**Chart and figure data:**
__________

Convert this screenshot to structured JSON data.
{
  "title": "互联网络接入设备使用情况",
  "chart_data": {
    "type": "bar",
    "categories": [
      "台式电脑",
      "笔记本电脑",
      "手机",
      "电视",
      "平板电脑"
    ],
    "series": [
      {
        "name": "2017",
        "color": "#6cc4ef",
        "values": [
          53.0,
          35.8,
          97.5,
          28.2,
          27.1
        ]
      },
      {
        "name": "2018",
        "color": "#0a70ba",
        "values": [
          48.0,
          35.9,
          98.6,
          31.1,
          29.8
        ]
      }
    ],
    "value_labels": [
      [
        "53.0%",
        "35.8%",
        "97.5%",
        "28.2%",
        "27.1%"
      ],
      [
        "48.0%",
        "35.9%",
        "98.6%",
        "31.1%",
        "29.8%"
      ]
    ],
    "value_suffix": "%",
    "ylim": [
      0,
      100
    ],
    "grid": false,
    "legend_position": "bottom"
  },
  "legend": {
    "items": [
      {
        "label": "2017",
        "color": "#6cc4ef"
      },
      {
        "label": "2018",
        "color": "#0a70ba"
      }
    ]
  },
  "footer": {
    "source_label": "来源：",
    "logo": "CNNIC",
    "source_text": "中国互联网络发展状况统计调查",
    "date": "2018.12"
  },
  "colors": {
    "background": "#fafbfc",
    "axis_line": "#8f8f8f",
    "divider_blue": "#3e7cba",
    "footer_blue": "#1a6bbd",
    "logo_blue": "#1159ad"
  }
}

__________

Retype every entry word for word.

**Exercise solution:**
Convert this screenshot to structured JSON data.
{
  "title": "互联网络接入设备使用情况",
  "chart_data": {
    "type": "bar",
    "categories": [
      "台式电脑",
      "笔记本电脑",
      "手机",
      "电视",
      "平板电脑"
    ],
    "series": [
      {
        "name": "2017",
        "color": "#6cc4ef",
        "values": [
          53.0,
          35.8,
          97.5,
          28.2,
          27.1
        ]
      },
      {
        "name": "2018",
        "color": "#0a70ba",
        "values": [
          48.0,
          35.9,
          98.6,
          31.1,
          29.8
        ]
      }
    ],
    "value_labels": [
      [
        "53.0%",
        "35.8%",
        "97.5%",
        "28.2%",
        "27.1%"
      ],
      [
        "48.0%",
        "35.9%",
        "98.6%",
        "31.1%",
        "29.8%"
      ]
    ],
    "value_suffix": "%",
    "ylim": [
      0,
      100
    ],
    "grid": false,
    "legend_position": "bottom"
  },
  "legend": {
    "items": [
      {
        "label": "2017",
        "color": "#6cc4ef"
      },
      {
        "label": "2018",
        "color": "#0a70ba"
      }
    ]
  },
  "footer": {
    "source_label": "来源：",
    "logo": "CNNIC",
    "source_text": "中国互联网络发展状况统计调查",
    "date": "2018.12"
  },
  "colors": {
    "background": "#fafbfc",
    "axis_line": "#8f8f8f",
    "divider_blue": "#3e7cba",
    "footer_blue": "#1a6bbd",
    "logo_blue": "#1159ad"
  }
}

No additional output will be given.